(Dataset records)
◇ ◇ ◇ ◇
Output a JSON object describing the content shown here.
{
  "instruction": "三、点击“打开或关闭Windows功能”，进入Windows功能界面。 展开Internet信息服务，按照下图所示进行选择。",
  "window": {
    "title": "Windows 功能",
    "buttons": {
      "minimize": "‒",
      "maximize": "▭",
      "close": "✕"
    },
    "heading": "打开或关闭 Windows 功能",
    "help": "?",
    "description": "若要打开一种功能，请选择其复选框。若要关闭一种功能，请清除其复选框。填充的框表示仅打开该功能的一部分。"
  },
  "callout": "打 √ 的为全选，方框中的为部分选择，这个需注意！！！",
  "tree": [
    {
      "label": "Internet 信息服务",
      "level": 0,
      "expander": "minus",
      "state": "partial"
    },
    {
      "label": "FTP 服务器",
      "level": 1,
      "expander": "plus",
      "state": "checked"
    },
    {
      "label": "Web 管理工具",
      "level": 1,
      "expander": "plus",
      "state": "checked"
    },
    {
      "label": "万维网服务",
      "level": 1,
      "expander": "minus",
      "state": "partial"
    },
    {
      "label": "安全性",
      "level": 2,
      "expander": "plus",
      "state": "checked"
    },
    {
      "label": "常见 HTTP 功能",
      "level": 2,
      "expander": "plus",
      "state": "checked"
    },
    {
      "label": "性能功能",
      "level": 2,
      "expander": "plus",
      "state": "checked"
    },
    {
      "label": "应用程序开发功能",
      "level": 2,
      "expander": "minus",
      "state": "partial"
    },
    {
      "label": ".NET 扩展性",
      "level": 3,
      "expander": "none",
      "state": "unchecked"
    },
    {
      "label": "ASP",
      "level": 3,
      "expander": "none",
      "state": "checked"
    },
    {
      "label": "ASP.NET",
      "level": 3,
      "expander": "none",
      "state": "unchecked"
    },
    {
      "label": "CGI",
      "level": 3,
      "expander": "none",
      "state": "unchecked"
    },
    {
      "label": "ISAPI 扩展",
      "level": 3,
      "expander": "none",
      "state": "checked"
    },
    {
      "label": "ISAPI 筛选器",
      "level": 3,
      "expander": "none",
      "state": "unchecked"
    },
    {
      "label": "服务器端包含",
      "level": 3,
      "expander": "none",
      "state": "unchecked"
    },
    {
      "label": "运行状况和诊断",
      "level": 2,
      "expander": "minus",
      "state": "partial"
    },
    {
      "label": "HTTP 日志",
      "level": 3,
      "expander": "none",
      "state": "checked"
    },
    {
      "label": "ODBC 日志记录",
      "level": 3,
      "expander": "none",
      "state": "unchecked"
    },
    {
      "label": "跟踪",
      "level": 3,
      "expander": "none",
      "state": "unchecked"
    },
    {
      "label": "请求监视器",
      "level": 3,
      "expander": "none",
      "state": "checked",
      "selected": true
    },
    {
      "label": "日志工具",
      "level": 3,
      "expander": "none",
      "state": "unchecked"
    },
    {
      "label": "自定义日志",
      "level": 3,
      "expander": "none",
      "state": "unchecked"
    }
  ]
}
◇ ◇ ◇ ◇
▶ _EXERCISE_
Write down all the entries again without a single difference.

▶ _EXERCISE ANSWER_
Output a JSON object describing the content shown here.
{
  "instruction": "三、点击“打开或关闭Windows功能”，进入Windows功能界面。 展开Internet信息服务，按照下图所示进行选择。",
  "window": {
    "title": "Windows 功能",
    "buttons": {
      "minimize": "‒",
      "maximize": "▭",
      "close": "✕"
    },
    "heading": "打开或关闭 Windows 功能",
    "help": "?",
    "description": "若要打开一种功能，请选择其复选框。若要关闭一种功能，请清除其复选框。填充的框表示仅打开该功能的一部分。"
  },
  "callout": "打 √ 的为全选，方框中的为部分选择，这个需注意！！！",
  "tree": [
    {
      "label": "Internet 信息服务",
      "level": 0,
      "expander": "minus",
      "state": "partial"
    },
    {
      "label": "FTP 服务器",
      "level": 1,
      "expander": "plus",
      "state": "checked"
    },
    {
      "label": "Web 管理工具",
      "level": 1,
      "expander": "plus",
      "state": "checked"
    },
    {
      "label": "万维网服务",
      "level": 1,
      "expander": "minus",
      "state": "partial"
    },
    {
      "label": "安全性",
      "level": 2,
      "expander": "plus",
      "state": "checked"
    },
    {
      "label": "常见 HTTP 功能",
      "level": 2,
      "expander": "plus",
      "state": "checked"
    },
    {
      "label": "性能功能",
      "level": 2,
      "expander": "plus",
      "state": "checked"
    },
    {
      "label": "应用程序开发功能",
      "level": 2,
      "expander": "minus",
      "state": "partial"
    },
    {
      "label": ".NET 扩展性",
      "level": 3,
      "expander": "none",
      "state": "unchecked"
    },
    {
      "label": "ASP",
      "level": 3,
      "expander": "none",
      "state": "checked"
    },
    {
      "label": "ASP.NET",
      "level": 3,
      "expander": "none",
      "state": "unchecked"
    },
    {
      "label": "CGI",
      "level": 3,
      "expander": "none",
      "state": "unchecked"
    },
    {
      "label": "ISAPI 扩展",
      "level": 3,
      "expander": "none",
      "state": "checked"
    },
    {
      "label": "ISAPI 筛选器",
      "level": 3,
      "expander": "none",
      "state": "unchecked"
    },
    {
      "label": "服务器端包含",
      "level": 3,
      "expander": "none",
      "state": "unchecked"
    },
    {
      "label": "运行状况和诊断",
      "level": 2,
      "expander": "minus",
      "state": "partial"
    },
    {
      "label": "HTTP 日志",
      "level": 3,
      "expander": "none",
      "state": "checked"
    },
    {
      "label": "ODBC 日志记录",
      "level": 3,
      "expander": "none",
      "state": "unchecked"
    },
    {
      "label": "跟踪",
      "level": 3,
      "expander": "none",
      "state": "unchecked"
    },
    {
      "label": "请求监视器",
      "level": 3,
      "expander": "none",
      "state": "checked",
      "selected": true
    },
    {
      "label": "日志工具",
      "level": 3,
      "expander": "none",
      "state": "unchecked"
    },
    {
      "label": "自定义日志",
      "level": 3,
      "expander": "none",
      "state": "unchecked"
    }
  ]
}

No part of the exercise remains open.